RAW RECORDS
(begin)

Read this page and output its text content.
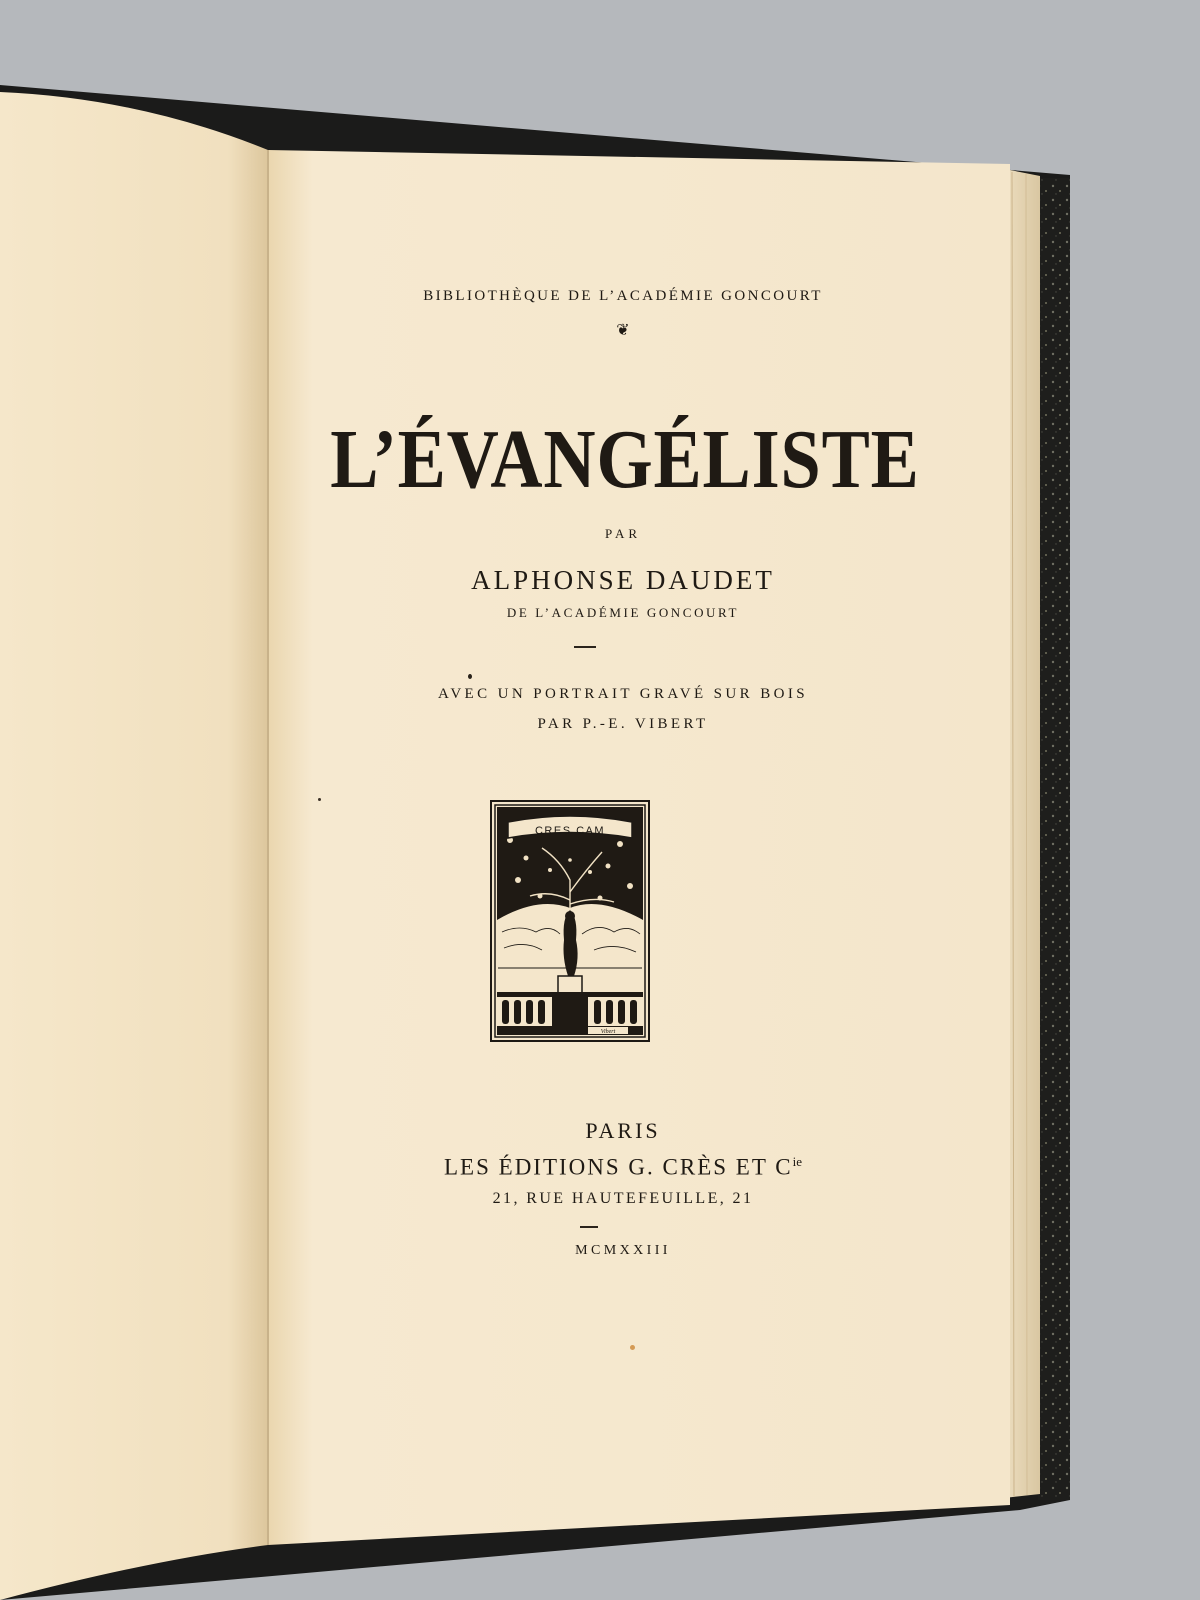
BIBLIOTHÈQUE DE L’ACADÉMIE GONCOURT
❦
L’ÉVANGÉLISTE
PAR
ALPHONSE DAUDET
DE L’ACADÉMIE GONCOURT
AVEC UN PORTRAIT GRAVÉ SUR BOIS
PAR P.-E. VIBERT
CRES CAM
Vibert
PARIS
LES ÉDITIONS G. CRÈS ET $C^{ie}$
21, RUE HAUTEFEUILLE, 21
MCMXXIII
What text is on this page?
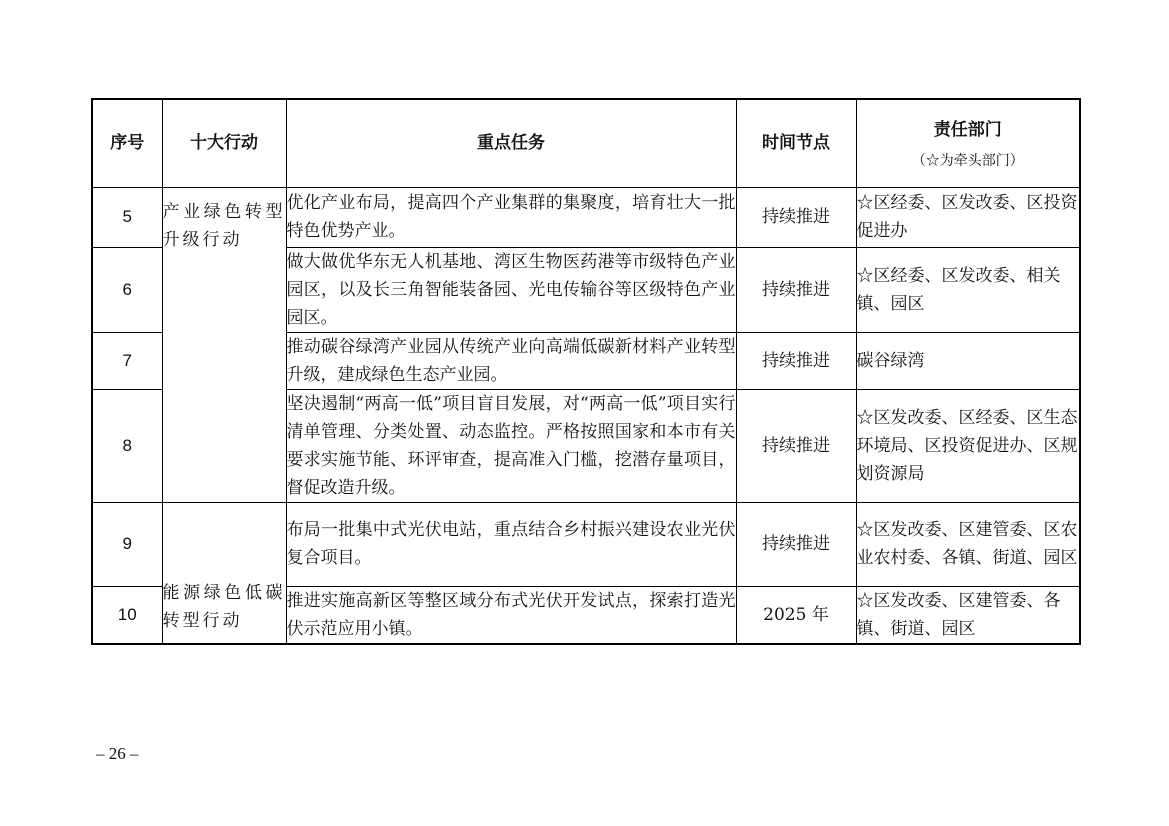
序号	十大行动	重点任务	时间节点	责任部门
（☆为牵头部门）

5	产业绿色转型升级行动	优化产业布局，提高四个产业集群的集聚度，培育壮大一批特色优势产业。	持续推进	☆区经委、区发改委、区投资促进办
6		做大做优华东无人机基地、湾区生物医药港等市级特色产业园区，以及长三角智能装备园、光电传输谷等区级特色产业园区。	持续推进	☆区经委、区发改委、相关镇、园区
7		推动碳谷绿湾产业园从传统产业向高端低碳新材料产业转型升级，建成绿色生态产业园。	持续推进	碳谷绿湾
8		坚决遏制“两高一低”项目盲目发展，对“两高一低”项目实行清单管理、分类处置、动态监控。严格按照国家和本市有关要求实施节能、环评审查，提高准入门槛，挖潜存量项目，督促改造升级。	持续推进	☆区发改委、区经委、区生态环境局、区投资促进办、区规划资源局
9	能源绿色低碳转型行动	布局一批集中式光伏电站，重点结合乡村振兴建设农业光伏复合项目。	持续推进	☆区发改委、区建管委、区农业农村委、各镇、街道、园区
10		推进实施高新区等整区域分布式光伏开发试点，探索打造光伏示范应用小镇。	2025 年	☆区发改委、区建管委、各镇、街道、园区
– 26 –
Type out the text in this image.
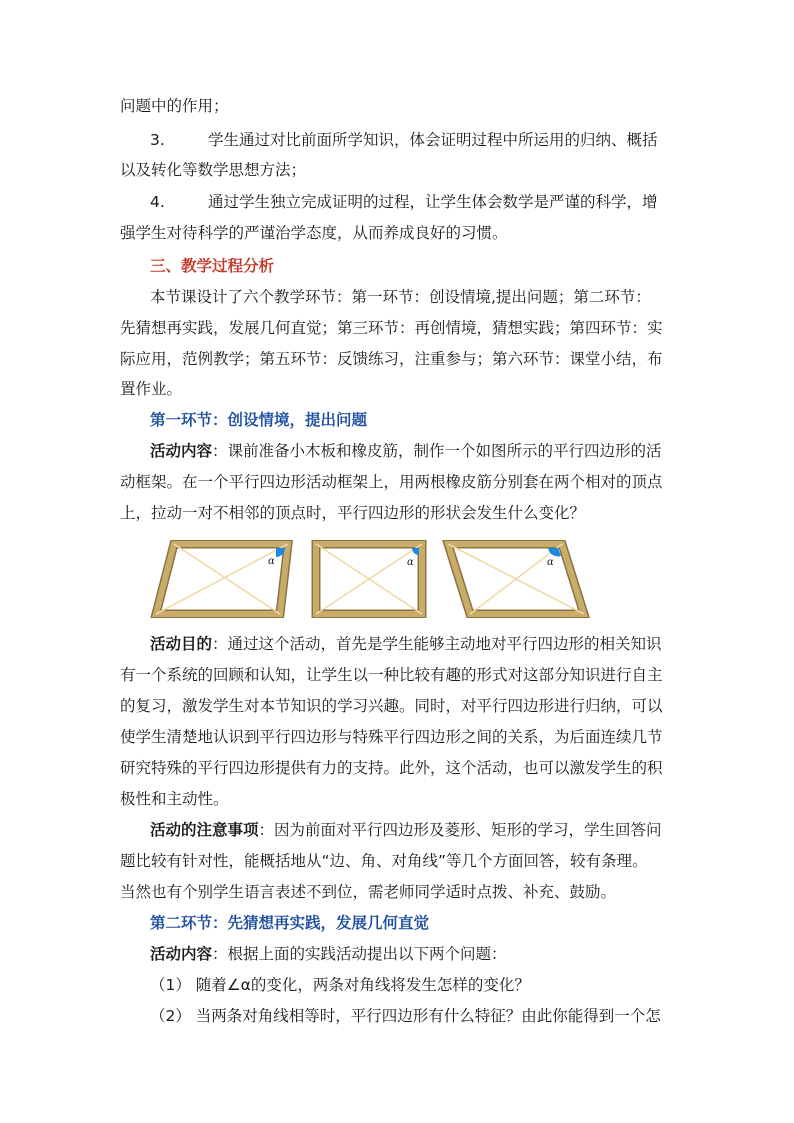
问题中的作用；
3.	学生通过对比前面所学知识，体会证明过程中所运用的归纳、概括
以及转化等数学思想方法；
4.	通过学生独立完成证明的过程，让学生体会数学是严谨的科学，增
强学生对待科学的严谨治学态度，从而养成良好的习惯。
三、教学过程分析
本节课设计了六个教学环节：第一环节：创设情境,提出问题；第二环节：
先猜想再实践，发展几何直觉；第三环节：再创情境，猜想实践；第四环节：实
际应用，范例教学；第五环节：反馈练习，注重参与；第六环节：课堂小结，布
置作业。
第一环节：创设情境，提出问题
活动内容：课前准备小木板和橡皮筋，制作一个如图所示的平行四边形的活
动框架。在一个平行四边形活动框架上，用两根橡皮筋分别套在两个相对的顶点
上，拉动一对不相邻的顶点时，平行四边形的形状会发生什么变化？
α	α	α
活动目的：通过这个活动，首先是学生能够主动地对平行四边形的相关知识
有一个系统的回顾和认知，让学生以一种比较有趣的形式对这部分知识进行自主
的复习，激发学生对本节知识的学习兴趣。同时，对平行四边形进行归纳，可以
使学生清楚地认识到平行四边形与特殊平行四边形之间的关系，为后面连续几节
研究特殊的平行四边形提供有力的支持。此外，这个活动，也可以激发学生的积
极性和主动性。
活动的注意事项：因为前面对平行四边形及菱形、矩形的学习，学生回答问
题比较有针对性，能概括地从“边、角、对角线”等几个方面回答，较有条理。
当然也有个别学生语言表述不到位，需老师同学适时点拨、补充、鼓励。
第二环节：先猜想再实践，发展几何直觉
活动内容：根据上面的实践活动提出以下两个问题：
（1） 随着∠α的变化，两条对角线将发生怎样的变化？
（2） 当两条对角线相等时，平行四边形有什么特征？由此你能得到一个怎
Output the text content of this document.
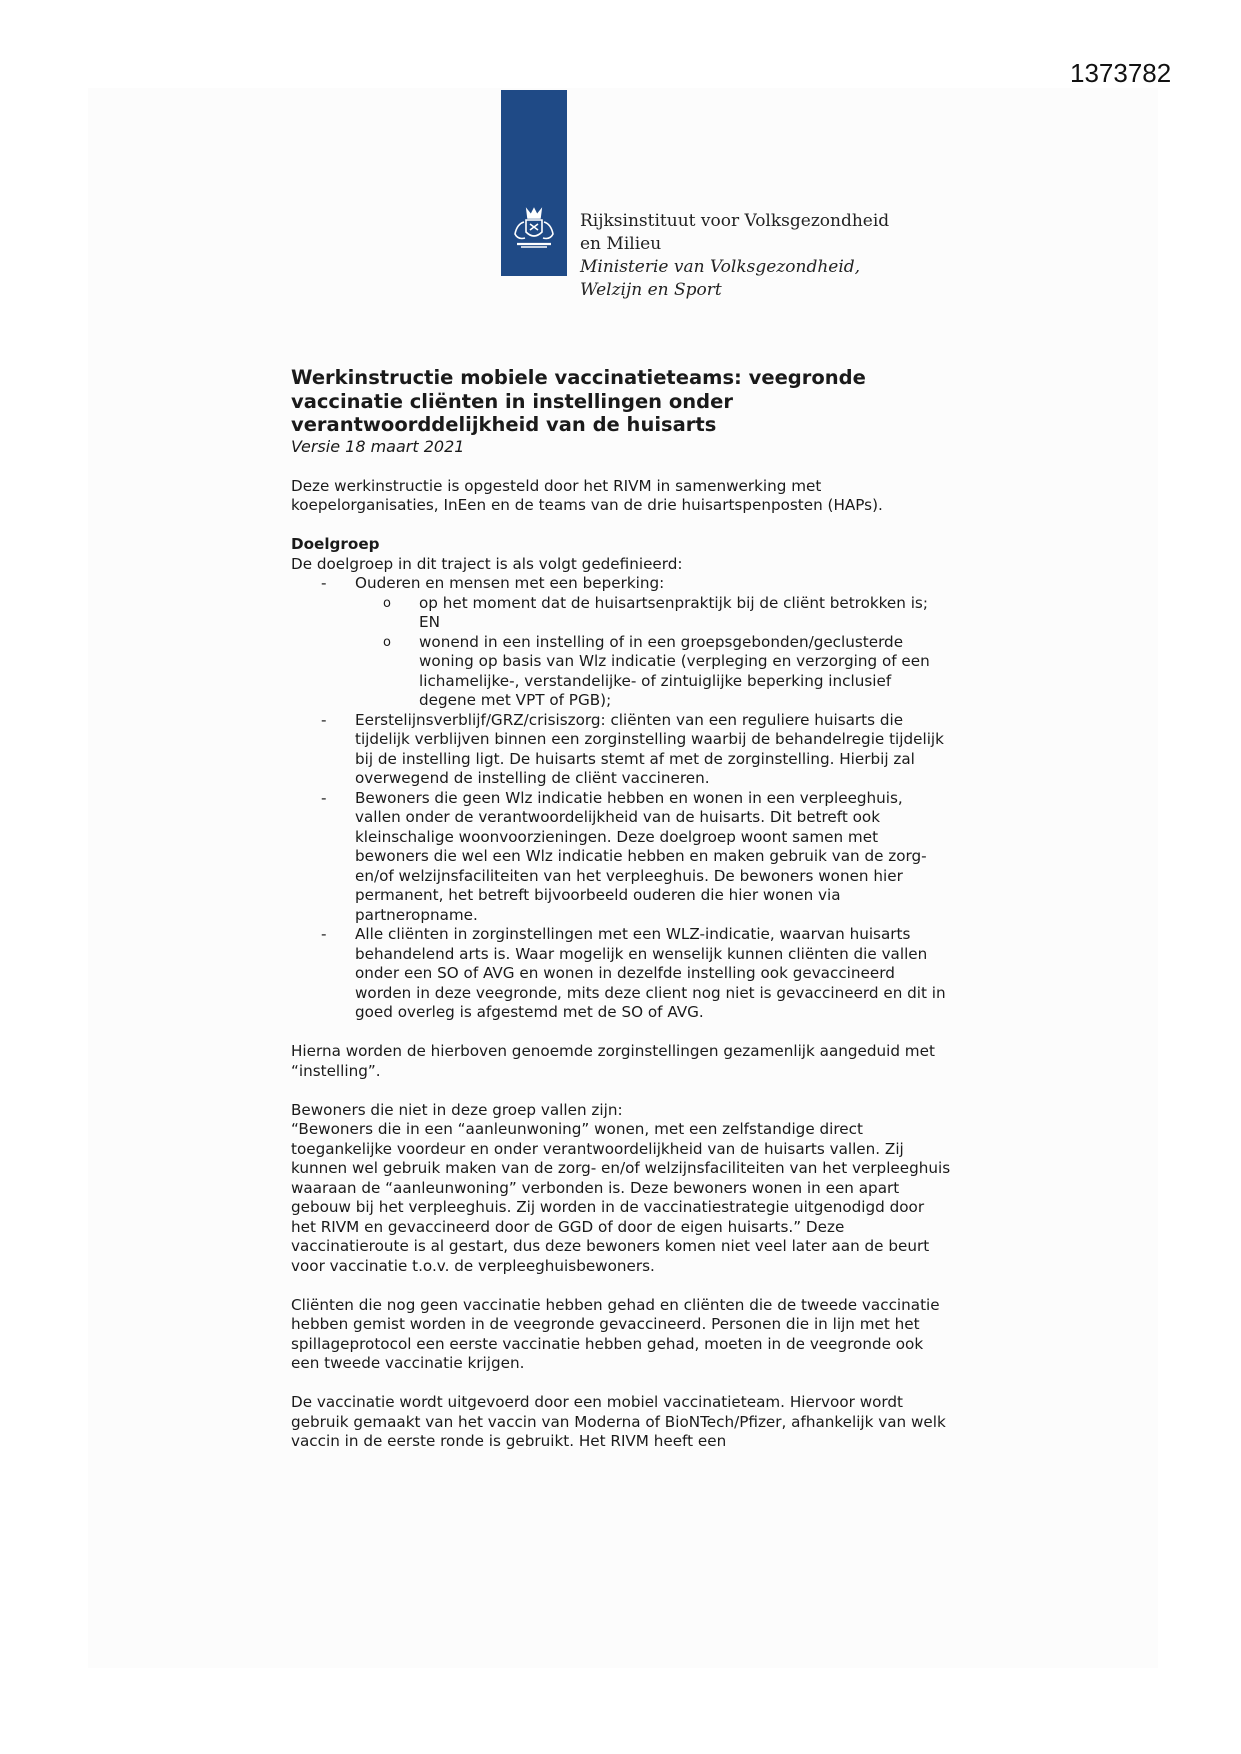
1373782
Rijksinstituut voor Volksgezondheid
en Milieu
Ministerie van Volksgezondheid,
Welzijn en Sport
Werkinstructie mobiele vaccinatieteams: veegronde
vaccinatie cliënten in instellingen onder
verantwoorddelijkheid van de huisarts
Versie 18 maart 2021

Deze werkinstructie is opgesteld door het RIVM in samenwerking met koepelorganisaties, InEen en de teams van de drie huisartspenposten (HAPs).

Doelgroep
De doelgroep in dit traject is als volgt gedefinieerd:
- Ouderen en mensen met een beperking:
o op het moment dat de huisartsenpraktijk bij de cliënt betrokken is; EN
o wonend in een instelling of in een groepsgebonden/geclusterde woning op basis van Wlz indicatie (verpleging en verzorging of een lichamelijke-, verstandelijke- of zintuiglijke beperking inclusief degene met VPT of PGB);
- Eerstelijnsverblijf/GRZ/crisiszorg: cliënten van een reguliere huisarts die tijdelijk verblijven binnen een zorginstelling waarbij de behandelregie tijdelijk bij de instelling ligt. De huisarts stemt af met de zorginstelling. Hierbij zal overwegend de instelling de cliënt vaccineren.
- Bewoners die geen Wlz indicatie hebben en wonen in een verpleeghuis, vallen onder de verantwoordelijkheid van de huisarts. Dit betreft ook kleinschalige woonvoorzieningen. Deze doelgroep woont samen met bewoners die wel een Wlz indicatie hebben en maken gebruik van de zorg- en/of welzijnsfaciliteiten van het verpleeghuis. De bewoners wonen hier permanent, het betreft bijvoorbeeld ouderen die hier wonen via partneropname.
- Alle cliënten in zorginstellingen met een WLZ-indicatie, waarvan huisarts behandelend arts is. Waar mogelijk en wenselijk kunnen cliënten die vallen onder een SO of AVG en wonen in dezelfde instelling ook gevaccineerd worden in deze veegronde, mits deze client nog niet is gevaccineerd en dit in goed overleg is afgestemd met de SO of AVG.

Hierna worden de hierboven genoemde zorginstellingen gezamenlijk aangeduid met “instelling”.

Bewoners die niet in deze groep vallen zijn:
“Bewoners die in een “aanleunwoning” wonen, met een zelfstandige direct toegankelijke voordeur en onder verantwoordelijkheid van de huisarts vallen. Zij kunnen wel gebruik maken van de zorg- en/of welzijnsfaciliteiten van het verpleeghuis waaraan de “aanleunwoning” verbonden is. Deze bewoners wonen in een apart gebouw bij het verpleeghuis. Zij worden in de vaccinatiestrategie uitgenodigd door het RIVM en gevaccineerd door de GGD of door de eigen huisarts.” Deze vaccinatieroute is al gestart, dus deze bewoners komen niet veel later aan de beurt voor vaccinatie t.o.v. de verpleeghuisbewoners.

Cliënten die nog geen vaccinatie hebben gehad en cliënten die de tweede vaccinatie hebben gemist worden in de veegronde gevaccineerd. Personen die in lijn met het spillageprotocol een eerste vaccinatie hebben gehad, moeten in de veegronde ook een tweede vaccinatie krijgen.

De vaccinatie wordt uitgevoerd door een mobiel vaccinatieteam. Hiervoor wordt gebruik gemaakt van het vaccin van Moderna of BioNTech/Pfizer, afhankelijk van welk vaccin in de eerste ronde is gebruikt. Het RIVM heeft een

(end)

STATED PROBLEM
Each record above should be copied character for character, with pictures dropped.

FINISHED ANSWER
Read this page and output its text content.
BIBLIOTHÈQUE DE L’ACADÉMIE GONCOURT
❦
L’ÉVANGÉLISTE
PAR
ALPHONSE DAUDET
DE L’ACADÉMIE GONCOURT
AVEC UN PORTRAIT GRAVÉ SUR BOIS
PAR P.-E. VIBERT
CRES CAM
Vibert
PARIS
LES ÉDITIONS G. CRÈS ET $C^{ie}$
21, RUE HAUTEFEUILLE, 21
MCMXXIII
What text is on this page?
序号	十大行动	重点任务	时间节点	责任部门
（☆为牵头部门）

5	产业绿色转型升级行动	优化产业布局，提高四个产业集群的集聚度，培育壮大一批特色优势产业。	持续推进	☆区经委、区发改委、区投资促进办
6		做大做优华东无人机基地、湾区生物医药港等市级特色产业园区，以及长三角智能装备园、光电传输谷等区级特色产业园区。	持续推进	☆区经委、区发改委、相关镇、园区
7		推动碳谷绿湾产业园从传统产业向高端低碳新材料产业转型升级，建成绿色生态产业园。	持续推进	碳谷绿湾
8		坚决遏制“两高一低”项目盲目发展，对“两高一低”项目实行清单管理、分类处置、动态监控。严格按照国家和本市有关要求实施节能、环评审查，提高准入门槛，挖潜存量项目，督促改造升级。	持续推进	☆区发改委、区经委、区生态环境局、区投资促进办、区规划资源局
9	能源绿色低碳转型行动	布局一批集中式光伏电站，重点结合乡村振兴建设农业光伏复合项目。	持续推进	☆区发改委、区建管委、区农业农村委、各镇、街道、园区
10		推进实施高新区等整区域分布式光伏开发试点，探索打造光伏示范应用小镇。	2025 年	☆区发改委、区建管委、各镇、街道、园区
– 26 –
Type out the text in this image.
问题中的作用；
3.	学生通过对比前面所学知识，体会证明过程中所运用的归纳、概括
以及转化等数学思想方法；
4.	通过学生独立完成证明的过程，让学生体会数学是严谨的科学，增
强学生对待科学的严谨治学态度，从而养成良好的习惯。
三、教学过程分析
本节课设计了六个教学环节：第一环节：创设情境,提出问题；第二环节：
先猜想再实践，发展几何直觉；第三环节：再创情境，猜想实践；第四环节：实
际应用，范例教学；第五环节：反馈练习，注重参与；第六环节：课堂小结，布
置作业。
第一环节：创设情境，提出问题
活动内容：课前准备小木板和橡皮筋，制作一个如图所示的平行四边形的活
动框架。在一个平行四边形活动框架上，用两根橡皮筋分别套在两个相对的顶点
上，拉动一对不相邻的顶点时，平行四边形的形状会发生什么变化？
α	α	α
活动目的：通过这个活动，首先是学生能够主动地对平行四边形的相关知识
有一个系统的回顾和认知，让学生以一种比较有趣的形式对这部分知识进行自主
的复习，激发学生对本节知识的学习兴趣。同时，对平行四边形进行归纳，可以
使学生清楚地认识到平行四边形与特殊平行四边形之间的关系，为后面连续几节
研究特殊的平行四边形提供有力的支持。此外，这个活动，也可以激发学生的积
极性和主动性。
活动的注意事项：因为前面对平行四边形及菱形、矩形的学习，学生回答问
题比较有针对性，能概括地从“边、角、对角线”等几个方面回答，较有条理。
当然也有个别学生语言表述不到位，需老师同学适时点拨、补充、鼓励。
第二环节：先猜想再实践，发展几何直觉
活动内容：根据上面的实践活动提出以下两个问题：
（1） 随着∠α的变化，两条对角线将发生怎样的变化？
（2） 当两条对角线相等时，平行四边形有什么特征？由此你能得到一个怎
Output the text content of this document.
1373782
Rijksinstituut voor Volksgezondheid
en Milieu
Ministerie van Volksgezondheid,
Welzijn en Sport
Werkinstructie mobiele vaccinatieteams: veegronde
vaccinatie cliënten in instellingen onder
verantwoorddelijkheid van de huisarts
Versie 18 maart 2021

Deze werkinstructie is opgesteld door het RIVM in samenwerking met koepelorganisaties, InEen en de teams van de drie huisartspenposten (HAPs).

Doelgroep
De doelgroep in dit traject is als volgt gedefinieerd:
- Ouderen en mensen met een beperking:
o op het moment dat de huisartsenpraktijk bij de cliënt betrokken is; EN
o wonend in een instelling of in een groepsgebonden/geclusterde woning op basis van Wlz indicatie (verpleging en verzorging of een lichamelijke-, verstandelijke- of zintuiglijke beperking inclusief degene met VPT of PGB);
- Eerstelijnsverblijf/GRZ/crisiszorg: cliënten van een reguliere huisarts die tijdelijk verblijven binnen een zorginstelling waarbij de behandelregie tijdelijk bij de instelling ligt. De huisarts stemt af met de zorginstelling. Hierbij zal overwegend de instelling de cliënt vaccineren.
- Bewoners die geen Wlz indicatie hebben en wonen in een verpleeghuis, vallen onder de verantwoordelijkheid van de huisarts. Dit betreft ook kleinschalige woonvoorzieningen. Deze doelgroep woont samen met bewoners die wel een Wlz indicatie hebben en maken gebruik van de zorg- en/of welzijnsfaciliteiten van het verpleeghuis. De bewoners wonen hier permanent, het betreft bijvoorbeeld ouderen die hier wonen via partneropname.
- Alle cliënten in zorginstellingen met een WLZ-indicatie, waarvan huisarts behandelend arts is. Waar mogelijk en wenselijk kunnen cliënten die vallen onder een SO of AVG en wonen in dezelfde instelling ook gevaccineerd worden in deze veegronde, mits deze client nog niet is gevaccineerd en dit in goed overleg is afgestemd met de SO of AVG.

Hierna worden de hierboven genoemde zorginstellingen gezamenlijk aangeduid met “instelling”.

Bewoners die niet in deze groep vallen zijn:
“Bewoners die in een “aanleunwoning” wonen, met een zelfstandige direct toegankelijke voordeur en onder verantwoordelijkheid van de huisarts vallen. Zij kunnen wel gebruik maken van de zorg- en/of welzijnsfaciliteiten van het verpleeghuis waaraan de “aanleunwoning” verbonden is. Deze bewoners wonen in een apart gebouw bij het verpleeghuis. Zij worden in de vaccinatiestrategie uitgenodigd door het RIVM en gevaccineerd door de GGD of door de eigen huisarts.” Deze vaccinatieroute is al gestart, dus deze bewoners komen niet veel later aan de beurt voor vaccinatie t.o.v. de verpleeghuisbewoners.

Cliënten die nog geen vaccinatie hebben gehad en cliënten die de tweede vaccinatie hebben gemist worden in de veegronde gevaccineerd. Personen die in lijn met het spillageprotocol een eerste vaccinatie hebben gehad, moeten in de veegronde ook een tweede vaccinatie krijgen.

De vaccinatie wordt uitgevoerd door een mobiel vaccinatieteam. Hiervoor wordt gebruik gemaakt van het vaccin van Moderna of BioNTech/Pfizer, afhankelijk van welk vaccin in de eerste ronde is gebruikt. Het RIVM heeft een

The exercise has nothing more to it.